[Extracted data entries]

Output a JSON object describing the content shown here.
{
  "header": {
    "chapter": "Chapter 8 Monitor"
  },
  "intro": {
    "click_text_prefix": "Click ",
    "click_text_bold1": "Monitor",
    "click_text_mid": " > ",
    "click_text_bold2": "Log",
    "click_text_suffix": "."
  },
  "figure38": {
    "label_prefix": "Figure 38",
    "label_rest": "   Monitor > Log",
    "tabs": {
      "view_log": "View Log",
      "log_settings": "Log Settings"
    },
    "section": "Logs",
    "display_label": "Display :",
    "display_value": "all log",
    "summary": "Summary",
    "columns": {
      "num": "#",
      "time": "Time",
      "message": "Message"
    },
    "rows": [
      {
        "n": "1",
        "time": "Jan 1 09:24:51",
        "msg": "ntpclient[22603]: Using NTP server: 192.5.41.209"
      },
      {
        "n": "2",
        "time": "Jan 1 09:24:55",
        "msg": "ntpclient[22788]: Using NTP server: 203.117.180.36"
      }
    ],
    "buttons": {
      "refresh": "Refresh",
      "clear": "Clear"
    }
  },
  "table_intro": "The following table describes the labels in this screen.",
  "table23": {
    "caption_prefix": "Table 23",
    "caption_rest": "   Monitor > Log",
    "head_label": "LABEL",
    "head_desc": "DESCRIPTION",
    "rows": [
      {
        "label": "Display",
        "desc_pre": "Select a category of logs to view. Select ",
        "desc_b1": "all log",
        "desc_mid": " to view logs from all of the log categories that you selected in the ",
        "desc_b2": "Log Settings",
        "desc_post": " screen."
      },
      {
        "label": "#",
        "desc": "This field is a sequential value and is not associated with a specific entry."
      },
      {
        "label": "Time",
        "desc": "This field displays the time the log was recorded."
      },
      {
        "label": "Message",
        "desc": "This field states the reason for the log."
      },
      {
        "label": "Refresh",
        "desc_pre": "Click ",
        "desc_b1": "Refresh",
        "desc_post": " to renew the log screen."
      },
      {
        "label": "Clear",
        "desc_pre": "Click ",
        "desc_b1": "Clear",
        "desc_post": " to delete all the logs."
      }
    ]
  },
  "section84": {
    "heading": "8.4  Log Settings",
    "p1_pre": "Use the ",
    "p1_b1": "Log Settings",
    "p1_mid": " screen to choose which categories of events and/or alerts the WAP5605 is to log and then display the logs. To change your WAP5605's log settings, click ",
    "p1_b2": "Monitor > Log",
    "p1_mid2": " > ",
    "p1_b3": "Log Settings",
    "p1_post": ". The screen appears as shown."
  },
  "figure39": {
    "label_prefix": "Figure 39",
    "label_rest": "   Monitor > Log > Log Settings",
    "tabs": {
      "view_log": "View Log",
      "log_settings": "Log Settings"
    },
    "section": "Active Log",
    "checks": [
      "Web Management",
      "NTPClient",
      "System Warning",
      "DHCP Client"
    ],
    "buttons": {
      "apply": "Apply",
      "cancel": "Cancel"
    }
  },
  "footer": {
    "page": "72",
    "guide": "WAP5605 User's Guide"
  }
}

Exercise goal -
Find every line that holds "Using" and copy it.

Correct response -
        "msg": "ntpclient[22603]: Using NTP server: 192.5.41.209"
        "msg": "ntpclient[22788]: Using NTP server: 203.117.180.36"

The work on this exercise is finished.